The request ▸ Check each line below for the word "للميت", and copy those that have it.

Entries ▸
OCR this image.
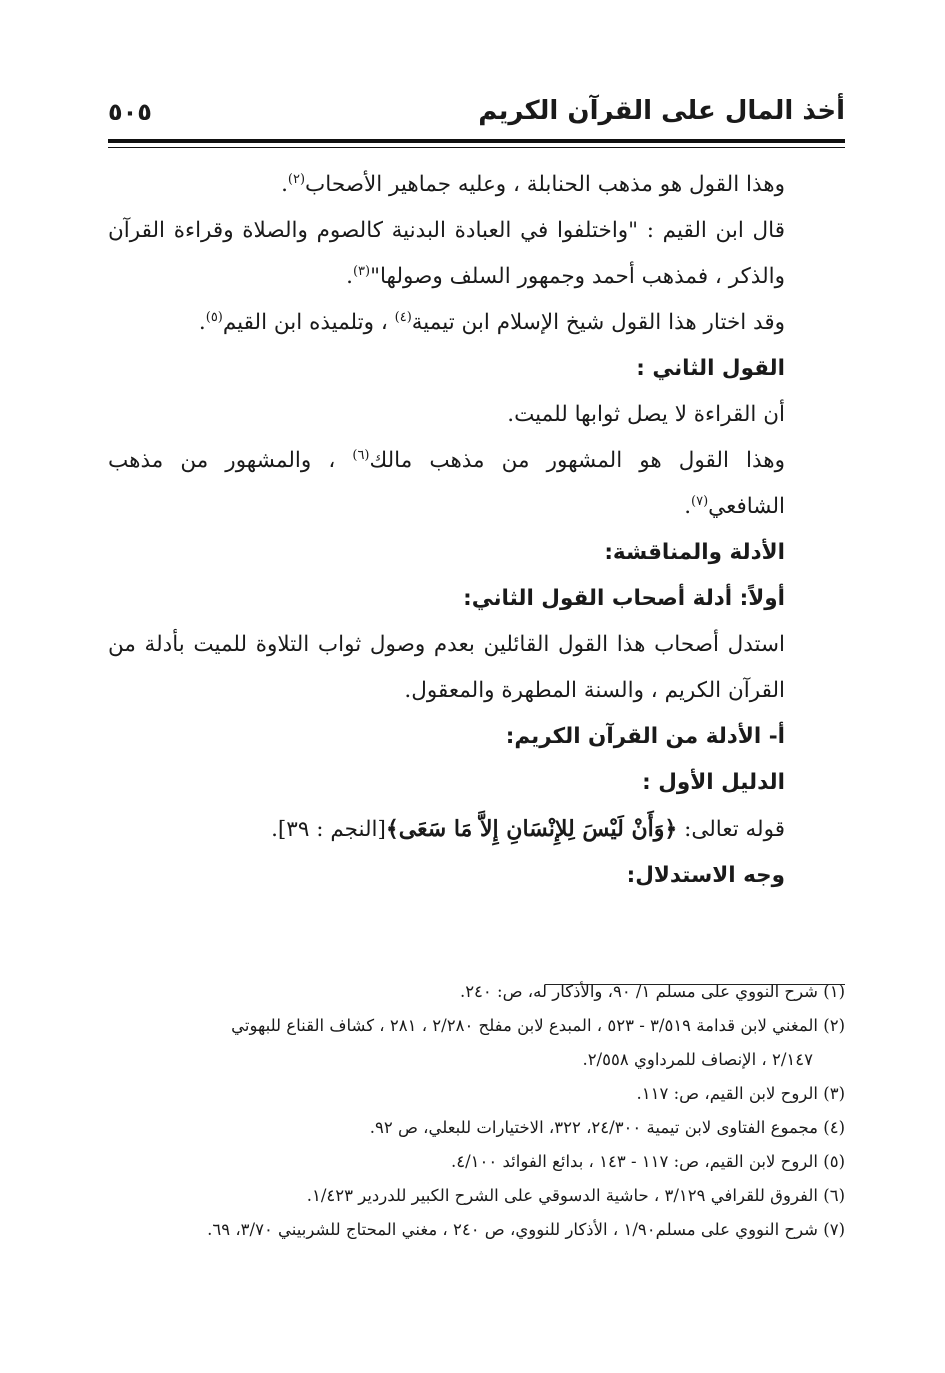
أخذ المال على القرآن الكريم
٥٠٥

وهذا القول هو مذهب الحنابلة ، وعليه جماهير الأصحاب$^{(٢)}$.

قال ابن القيم : "واختلفوا في العبادة البدنية كالصوم والصلاة وقراءة القرآن والذكر ، فمذهب أحمد وجمهور السلف وصولها"$^{(٣)}$.

وقد اختار هذا القول شيخ الإسلام ابن تيمية$^{(٤)}$ ، وتلميذه ابن القيم$^{(٥)}$.

القول الثاني :

أن القراءة لا يصل ثوابها للميت.

وهذا القول هو المشهور من مذهب مالك$^{(٦)}$ ، والمشهور من مذهب الشافعي$^{(٧)}$.

الأدلة والمناقشة:

أولاً: أدلة أصحاب القول الثاني:

استدل أصحاب هذا القول القائلين بعدم وصول ثواب التلاوة للميت بأدلة من القرآن الكريم ، والسنة المطهرة والمعقول.

أ- الأدلة من القرآن الكريم:

الدليل الأول :

قوله تعالى: ﴿وَأَنْ لَيْسَ لِلإِنْسَانِ إِلاَّ مَا سَعَى﴾[النجم : ٣٩].

وجه الاستدلال:

(١) شرح النووي على مسلم ١/ ٩٠، والأذكار له، ص: ٢٤٠.

(٢) المغني لابن قدامة ٣/٥١٩ - ٥٢٣ ، المبدع لابن مفلح ٢/٢٨٠ ، ٢٨١ ، كشاف القناع للبهوتي

٢/١٤٧ ، الإنصاف للمرداوي ٢/٥٥٨.

(٣) الروح لابن القيم، ص: ١١٧.

(٤) مجموع الفتاوى لابن تيمية ٢٤/٣٠٠، ٣٢٢، الاختيارات للبعلي، ص ٩٢.

(٥) الروح لابن القيم، ص: ١١٧ - ١٤٣ ، بدائع الفوائد ٤/١٠٠.

(٦) الفروق للقرافي ٣/١٢٩ ، حاشية الدسوقي على الشرح الكبير للدردير ١/٤٢٣.

(٧) شرح النووي على مسلم١/٩٠ ، الأذكار للنووي، ص ٢٤٠ ، مغني المحتاج للشربيني ٣/٧٠، ٦٩.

Worked solution ▸
أن القراءة لا يصل ثوابها للميت.
استدل أصحاب هذا القول القائلين بعدم وصول ثواب التلاوة للميت بأدلة من القرآن الكريم ، والسنة المطهرة والمعقول.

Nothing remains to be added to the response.